### Recorded data:
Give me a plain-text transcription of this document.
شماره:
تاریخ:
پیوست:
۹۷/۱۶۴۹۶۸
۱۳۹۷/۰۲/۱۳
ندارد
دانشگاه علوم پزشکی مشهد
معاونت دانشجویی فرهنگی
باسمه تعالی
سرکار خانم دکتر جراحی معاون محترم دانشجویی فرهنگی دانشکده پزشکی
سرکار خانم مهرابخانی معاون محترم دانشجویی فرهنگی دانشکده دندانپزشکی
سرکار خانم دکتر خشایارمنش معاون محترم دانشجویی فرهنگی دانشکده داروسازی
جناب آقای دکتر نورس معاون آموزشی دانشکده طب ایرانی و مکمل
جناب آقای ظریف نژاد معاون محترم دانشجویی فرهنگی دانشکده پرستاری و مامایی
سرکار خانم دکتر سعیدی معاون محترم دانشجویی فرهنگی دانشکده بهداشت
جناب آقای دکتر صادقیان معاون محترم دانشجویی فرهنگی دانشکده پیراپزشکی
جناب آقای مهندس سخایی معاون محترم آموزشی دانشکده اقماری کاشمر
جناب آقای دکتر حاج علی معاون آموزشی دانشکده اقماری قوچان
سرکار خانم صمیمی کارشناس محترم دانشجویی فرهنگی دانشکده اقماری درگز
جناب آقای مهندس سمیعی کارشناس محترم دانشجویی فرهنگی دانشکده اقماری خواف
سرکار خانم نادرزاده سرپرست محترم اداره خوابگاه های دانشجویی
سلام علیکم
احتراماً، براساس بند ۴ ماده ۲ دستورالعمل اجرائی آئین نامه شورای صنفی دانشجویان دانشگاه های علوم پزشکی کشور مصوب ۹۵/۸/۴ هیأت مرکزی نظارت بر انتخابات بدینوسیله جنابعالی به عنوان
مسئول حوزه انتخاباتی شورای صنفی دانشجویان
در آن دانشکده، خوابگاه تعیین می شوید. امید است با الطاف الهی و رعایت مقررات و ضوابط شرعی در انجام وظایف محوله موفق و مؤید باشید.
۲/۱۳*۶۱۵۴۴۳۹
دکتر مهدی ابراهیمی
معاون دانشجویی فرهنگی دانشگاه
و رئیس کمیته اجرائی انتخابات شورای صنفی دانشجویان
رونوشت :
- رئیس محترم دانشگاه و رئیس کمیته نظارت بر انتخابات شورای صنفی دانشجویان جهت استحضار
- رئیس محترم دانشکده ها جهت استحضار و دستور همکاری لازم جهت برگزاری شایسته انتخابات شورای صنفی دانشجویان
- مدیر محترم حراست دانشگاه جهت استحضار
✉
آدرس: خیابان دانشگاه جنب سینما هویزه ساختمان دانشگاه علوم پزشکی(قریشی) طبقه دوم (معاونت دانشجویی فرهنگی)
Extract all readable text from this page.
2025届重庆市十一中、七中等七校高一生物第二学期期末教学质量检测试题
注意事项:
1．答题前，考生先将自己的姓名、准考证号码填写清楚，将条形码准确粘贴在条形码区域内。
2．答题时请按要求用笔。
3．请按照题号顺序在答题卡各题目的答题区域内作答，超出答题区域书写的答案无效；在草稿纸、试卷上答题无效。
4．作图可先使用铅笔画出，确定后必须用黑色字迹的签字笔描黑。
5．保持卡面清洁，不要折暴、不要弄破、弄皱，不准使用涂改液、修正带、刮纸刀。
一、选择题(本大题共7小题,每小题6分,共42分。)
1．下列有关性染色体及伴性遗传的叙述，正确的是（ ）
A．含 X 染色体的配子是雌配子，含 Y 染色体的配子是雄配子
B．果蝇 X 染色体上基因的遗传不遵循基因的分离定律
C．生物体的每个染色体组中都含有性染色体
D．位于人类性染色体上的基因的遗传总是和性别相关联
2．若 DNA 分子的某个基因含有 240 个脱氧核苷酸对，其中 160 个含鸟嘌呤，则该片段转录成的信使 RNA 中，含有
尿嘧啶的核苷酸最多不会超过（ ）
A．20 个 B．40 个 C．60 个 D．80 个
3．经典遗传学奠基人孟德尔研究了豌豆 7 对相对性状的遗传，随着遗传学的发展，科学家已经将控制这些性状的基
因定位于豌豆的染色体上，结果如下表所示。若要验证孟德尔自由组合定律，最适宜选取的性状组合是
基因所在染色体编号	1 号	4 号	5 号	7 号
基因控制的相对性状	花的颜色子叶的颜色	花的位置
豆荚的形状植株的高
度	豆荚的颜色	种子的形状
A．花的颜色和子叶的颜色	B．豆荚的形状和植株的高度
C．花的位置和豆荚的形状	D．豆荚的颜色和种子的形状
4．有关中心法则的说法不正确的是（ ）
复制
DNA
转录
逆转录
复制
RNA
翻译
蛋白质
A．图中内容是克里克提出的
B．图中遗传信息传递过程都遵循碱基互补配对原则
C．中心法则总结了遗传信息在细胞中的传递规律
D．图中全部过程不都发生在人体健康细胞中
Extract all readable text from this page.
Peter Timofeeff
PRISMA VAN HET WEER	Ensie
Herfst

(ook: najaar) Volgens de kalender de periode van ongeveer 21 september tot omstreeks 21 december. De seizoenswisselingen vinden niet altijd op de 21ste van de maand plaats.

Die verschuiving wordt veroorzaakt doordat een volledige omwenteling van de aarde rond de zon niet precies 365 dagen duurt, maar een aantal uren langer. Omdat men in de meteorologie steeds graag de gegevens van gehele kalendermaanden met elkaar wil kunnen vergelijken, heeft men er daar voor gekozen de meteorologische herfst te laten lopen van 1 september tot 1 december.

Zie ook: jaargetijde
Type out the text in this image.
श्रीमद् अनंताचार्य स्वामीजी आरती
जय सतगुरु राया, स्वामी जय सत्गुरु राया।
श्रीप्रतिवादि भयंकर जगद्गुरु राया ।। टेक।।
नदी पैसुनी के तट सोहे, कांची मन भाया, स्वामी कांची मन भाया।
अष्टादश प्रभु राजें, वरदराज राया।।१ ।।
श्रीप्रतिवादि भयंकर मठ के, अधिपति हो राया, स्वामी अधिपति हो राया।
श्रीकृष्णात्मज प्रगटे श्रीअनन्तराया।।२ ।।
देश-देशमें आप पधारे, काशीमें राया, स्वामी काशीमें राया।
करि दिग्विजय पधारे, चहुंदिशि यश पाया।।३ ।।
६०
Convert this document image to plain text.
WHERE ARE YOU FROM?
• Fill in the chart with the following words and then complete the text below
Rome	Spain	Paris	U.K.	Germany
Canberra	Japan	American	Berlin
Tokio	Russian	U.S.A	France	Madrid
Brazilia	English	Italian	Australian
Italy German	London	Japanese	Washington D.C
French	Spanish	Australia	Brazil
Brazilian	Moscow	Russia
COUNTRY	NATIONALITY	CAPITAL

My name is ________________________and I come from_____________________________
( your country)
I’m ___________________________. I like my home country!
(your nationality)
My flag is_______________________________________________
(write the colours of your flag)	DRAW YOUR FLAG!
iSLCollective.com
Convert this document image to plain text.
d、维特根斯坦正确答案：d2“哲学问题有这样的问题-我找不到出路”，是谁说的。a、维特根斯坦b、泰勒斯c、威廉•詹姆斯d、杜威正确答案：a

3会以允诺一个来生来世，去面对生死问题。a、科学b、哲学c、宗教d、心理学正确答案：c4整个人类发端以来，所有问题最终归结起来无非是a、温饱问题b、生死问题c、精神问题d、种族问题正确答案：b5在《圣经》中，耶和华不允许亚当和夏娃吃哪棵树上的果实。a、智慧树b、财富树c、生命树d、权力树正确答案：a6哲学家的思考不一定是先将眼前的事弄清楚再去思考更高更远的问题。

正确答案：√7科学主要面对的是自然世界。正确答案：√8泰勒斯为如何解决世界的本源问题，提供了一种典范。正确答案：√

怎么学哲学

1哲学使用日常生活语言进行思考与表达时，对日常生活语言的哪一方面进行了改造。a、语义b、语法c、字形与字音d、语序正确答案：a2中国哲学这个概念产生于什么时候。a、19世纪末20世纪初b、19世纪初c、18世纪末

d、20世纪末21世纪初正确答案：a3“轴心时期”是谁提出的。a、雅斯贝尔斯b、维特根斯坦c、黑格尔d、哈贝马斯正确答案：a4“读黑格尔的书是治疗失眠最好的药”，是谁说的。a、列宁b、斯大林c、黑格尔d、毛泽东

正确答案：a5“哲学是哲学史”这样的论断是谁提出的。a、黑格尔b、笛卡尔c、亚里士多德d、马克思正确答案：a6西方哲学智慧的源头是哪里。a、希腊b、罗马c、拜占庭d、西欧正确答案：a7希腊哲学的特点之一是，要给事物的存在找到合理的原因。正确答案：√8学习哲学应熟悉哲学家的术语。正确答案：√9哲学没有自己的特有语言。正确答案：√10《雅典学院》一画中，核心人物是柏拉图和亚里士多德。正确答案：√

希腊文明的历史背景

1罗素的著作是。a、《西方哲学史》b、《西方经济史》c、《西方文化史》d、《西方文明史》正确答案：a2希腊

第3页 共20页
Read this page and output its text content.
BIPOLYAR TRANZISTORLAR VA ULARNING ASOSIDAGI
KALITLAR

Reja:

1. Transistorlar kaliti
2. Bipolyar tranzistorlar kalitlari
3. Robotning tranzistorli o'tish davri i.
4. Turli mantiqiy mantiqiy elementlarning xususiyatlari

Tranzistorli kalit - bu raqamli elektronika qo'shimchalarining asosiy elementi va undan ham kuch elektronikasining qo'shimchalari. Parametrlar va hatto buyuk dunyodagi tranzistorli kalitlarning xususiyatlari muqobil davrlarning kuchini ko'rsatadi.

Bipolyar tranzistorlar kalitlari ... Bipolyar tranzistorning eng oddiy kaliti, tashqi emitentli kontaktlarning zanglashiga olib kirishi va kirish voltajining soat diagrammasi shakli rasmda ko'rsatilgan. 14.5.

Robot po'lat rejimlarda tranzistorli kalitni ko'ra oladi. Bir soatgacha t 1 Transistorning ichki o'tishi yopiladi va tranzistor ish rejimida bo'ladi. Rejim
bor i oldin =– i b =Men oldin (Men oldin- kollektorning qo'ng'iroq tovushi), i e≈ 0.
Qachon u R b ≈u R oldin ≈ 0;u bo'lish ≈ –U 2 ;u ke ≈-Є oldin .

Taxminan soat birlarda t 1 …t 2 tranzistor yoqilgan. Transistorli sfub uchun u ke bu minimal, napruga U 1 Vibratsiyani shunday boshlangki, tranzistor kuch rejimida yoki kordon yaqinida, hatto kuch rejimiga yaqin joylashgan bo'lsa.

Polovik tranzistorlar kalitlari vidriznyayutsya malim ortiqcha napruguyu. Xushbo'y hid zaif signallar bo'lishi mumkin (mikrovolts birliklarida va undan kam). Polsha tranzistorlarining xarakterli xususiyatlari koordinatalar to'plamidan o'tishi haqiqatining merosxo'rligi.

### Task statement:
Above is a listing; report how many of its lines include the word "اجرائی", giving the number only.

### The reply:
2